## Items
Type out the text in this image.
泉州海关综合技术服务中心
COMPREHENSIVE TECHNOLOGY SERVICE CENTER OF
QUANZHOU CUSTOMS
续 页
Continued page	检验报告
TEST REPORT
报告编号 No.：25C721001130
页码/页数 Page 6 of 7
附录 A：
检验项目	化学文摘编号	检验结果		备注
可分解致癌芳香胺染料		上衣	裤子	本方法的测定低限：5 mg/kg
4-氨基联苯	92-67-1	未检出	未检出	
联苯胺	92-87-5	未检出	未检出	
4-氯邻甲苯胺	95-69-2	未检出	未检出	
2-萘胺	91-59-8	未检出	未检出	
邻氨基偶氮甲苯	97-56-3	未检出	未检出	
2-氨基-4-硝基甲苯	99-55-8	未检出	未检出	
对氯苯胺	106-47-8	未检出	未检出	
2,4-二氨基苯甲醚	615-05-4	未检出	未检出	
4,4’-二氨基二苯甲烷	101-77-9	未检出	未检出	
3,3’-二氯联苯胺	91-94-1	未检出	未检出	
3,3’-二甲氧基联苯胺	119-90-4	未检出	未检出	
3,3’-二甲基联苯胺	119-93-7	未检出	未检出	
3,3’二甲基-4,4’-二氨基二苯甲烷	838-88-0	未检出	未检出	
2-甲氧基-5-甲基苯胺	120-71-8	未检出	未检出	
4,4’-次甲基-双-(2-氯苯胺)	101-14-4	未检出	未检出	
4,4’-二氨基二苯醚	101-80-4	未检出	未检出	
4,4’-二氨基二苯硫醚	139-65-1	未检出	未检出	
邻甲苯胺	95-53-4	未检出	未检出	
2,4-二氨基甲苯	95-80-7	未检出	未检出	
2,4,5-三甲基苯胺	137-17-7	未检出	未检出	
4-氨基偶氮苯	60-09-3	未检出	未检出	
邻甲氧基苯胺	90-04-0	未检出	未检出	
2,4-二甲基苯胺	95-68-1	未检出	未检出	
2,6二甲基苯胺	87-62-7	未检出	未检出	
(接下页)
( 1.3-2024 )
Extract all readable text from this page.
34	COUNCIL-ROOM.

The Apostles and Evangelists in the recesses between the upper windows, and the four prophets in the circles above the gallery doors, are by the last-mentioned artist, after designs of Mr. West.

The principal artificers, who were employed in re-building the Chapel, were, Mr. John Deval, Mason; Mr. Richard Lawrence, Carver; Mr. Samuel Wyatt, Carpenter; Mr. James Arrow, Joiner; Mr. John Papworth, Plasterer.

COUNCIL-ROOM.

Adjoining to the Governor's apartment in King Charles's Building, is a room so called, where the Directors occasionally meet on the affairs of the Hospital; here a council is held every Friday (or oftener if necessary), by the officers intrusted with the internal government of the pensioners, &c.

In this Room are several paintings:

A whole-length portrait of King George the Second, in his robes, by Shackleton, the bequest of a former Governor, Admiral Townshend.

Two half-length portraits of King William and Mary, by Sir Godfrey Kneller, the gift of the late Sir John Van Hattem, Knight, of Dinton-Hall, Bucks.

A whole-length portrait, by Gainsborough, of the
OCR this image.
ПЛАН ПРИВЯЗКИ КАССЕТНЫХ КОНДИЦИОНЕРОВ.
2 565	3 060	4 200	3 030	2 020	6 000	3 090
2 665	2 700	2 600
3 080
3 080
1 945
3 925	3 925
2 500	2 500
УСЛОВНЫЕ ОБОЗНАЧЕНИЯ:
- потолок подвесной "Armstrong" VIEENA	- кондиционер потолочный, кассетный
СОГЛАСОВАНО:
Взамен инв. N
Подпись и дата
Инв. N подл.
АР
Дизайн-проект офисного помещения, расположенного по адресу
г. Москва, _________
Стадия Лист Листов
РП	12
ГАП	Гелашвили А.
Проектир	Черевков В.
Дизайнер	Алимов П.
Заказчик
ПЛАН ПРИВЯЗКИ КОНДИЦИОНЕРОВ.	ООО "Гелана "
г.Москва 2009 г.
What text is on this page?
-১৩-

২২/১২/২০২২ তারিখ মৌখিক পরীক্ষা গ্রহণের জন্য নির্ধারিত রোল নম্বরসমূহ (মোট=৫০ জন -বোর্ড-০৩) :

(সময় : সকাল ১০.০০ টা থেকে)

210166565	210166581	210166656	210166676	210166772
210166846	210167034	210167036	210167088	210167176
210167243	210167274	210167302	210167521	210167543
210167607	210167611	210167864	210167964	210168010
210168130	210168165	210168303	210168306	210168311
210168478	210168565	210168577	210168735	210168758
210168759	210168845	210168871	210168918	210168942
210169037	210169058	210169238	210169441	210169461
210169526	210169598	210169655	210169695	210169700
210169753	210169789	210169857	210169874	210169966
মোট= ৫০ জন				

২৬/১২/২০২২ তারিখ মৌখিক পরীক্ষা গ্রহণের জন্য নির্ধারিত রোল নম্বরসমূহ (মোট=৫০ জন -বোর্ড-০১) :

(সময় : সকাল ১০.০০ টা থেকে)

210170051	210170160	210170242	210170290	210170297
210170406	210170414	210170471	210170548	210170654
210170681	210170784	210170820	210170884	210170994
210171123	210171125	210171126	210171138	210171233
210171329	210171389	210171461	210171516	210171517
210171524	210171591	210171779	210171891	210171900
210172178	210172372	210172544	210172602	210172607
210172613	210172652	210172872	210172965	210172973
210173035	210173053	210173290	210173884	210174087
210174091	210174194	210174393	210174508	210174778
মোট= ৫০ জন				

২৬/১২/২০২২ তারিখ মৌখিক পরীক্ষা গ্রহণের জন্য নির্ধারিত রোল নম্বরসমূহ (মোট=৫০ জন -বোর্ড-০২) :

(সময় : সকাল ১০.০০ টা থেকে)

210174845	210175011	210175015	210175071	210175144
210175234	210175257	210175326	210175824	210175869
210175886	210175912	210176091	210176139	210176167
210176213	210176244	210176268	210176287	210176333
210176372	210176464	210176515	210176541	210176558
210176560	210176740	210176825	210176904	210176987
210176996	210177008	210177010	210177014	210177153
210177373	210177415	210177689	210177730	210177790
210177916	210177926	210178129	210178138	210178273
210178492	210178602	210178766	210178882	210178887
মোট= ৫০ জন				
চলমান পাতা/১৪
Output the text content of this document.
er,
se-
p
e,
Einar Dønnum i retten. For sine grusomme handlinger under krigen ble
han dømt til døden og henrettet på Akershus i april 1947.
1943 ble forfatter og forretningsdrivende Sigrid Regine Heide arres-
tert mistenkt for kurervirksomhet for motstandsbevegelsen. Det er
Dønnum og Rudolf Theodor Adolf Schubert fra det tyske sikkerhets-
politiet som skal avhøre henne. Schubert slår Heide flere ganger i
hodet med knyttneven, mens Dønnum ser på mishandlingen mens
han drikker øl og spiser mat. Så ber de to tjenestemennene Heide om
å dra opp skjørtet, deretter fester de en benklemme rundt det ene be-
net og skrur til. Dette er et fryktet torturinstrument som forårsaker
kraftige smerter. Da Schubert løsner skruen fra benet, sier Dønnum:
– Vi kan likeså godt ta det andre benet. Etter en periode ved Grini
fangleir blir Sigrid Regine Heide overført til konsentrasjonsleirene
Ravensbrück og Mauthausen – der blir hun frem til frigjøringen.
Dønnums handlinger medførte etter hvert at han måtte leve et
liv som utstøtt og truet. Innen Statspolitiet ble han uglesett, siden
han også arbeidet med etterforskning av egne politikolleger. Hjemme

## What is asked
Write the lines out verbatim, from the one with "Output the text content of this document." through the last line of the entries, and stop there.

## Output of the exercise
Output the text content of this document.
er,
se-
p
e,
Einar Dønnum i retten. For sine grusomme handlinger under krigen ble
han dømt til døden og henrettet på Akershus i april 1947.
1943 ble forfatter og forretningsdrivende Sigrid Regine Heide arres-
tert mistenkt for kurervirksomhet for motstandsbevegelsen. Det er
Dønnum og Rudolf Theodor Adolf Schubert fra det tyske sikkerhets-
politiet som skal avhøre henne. Schubert slår Heide flere ganger i
hodet med knyttneven, mens Dønnum ser på mishandlingen mens
han drikker øl og spiser mat. Så ber de to tjenestemennene Heide om
å dra opp skjørtet, deretter fester de en benklemme rundt det ene be-
net og skrur til. Dette er et fryktet torturinstrument som forårsaker
kraftige smerter. Da Schubert løsner skruen fra benet, sier Dønnum:
– Vi kan likeså godt ta det andre benet. Etter en periode ved Grini
fangleir blir Sigrid Regine Heide overført til konsentrasjonsleirene
Ravensbrück og Mauthausen – der blir hun frem til frigjøringen.
Dønnums handlinger medførte etter hvert at han måtte leve et
liv som utstøtt og truet. Innen Statspolitiet ble han uglesett, siden
han også arbeidet med etterforskning av egne politikolleger. Hjemme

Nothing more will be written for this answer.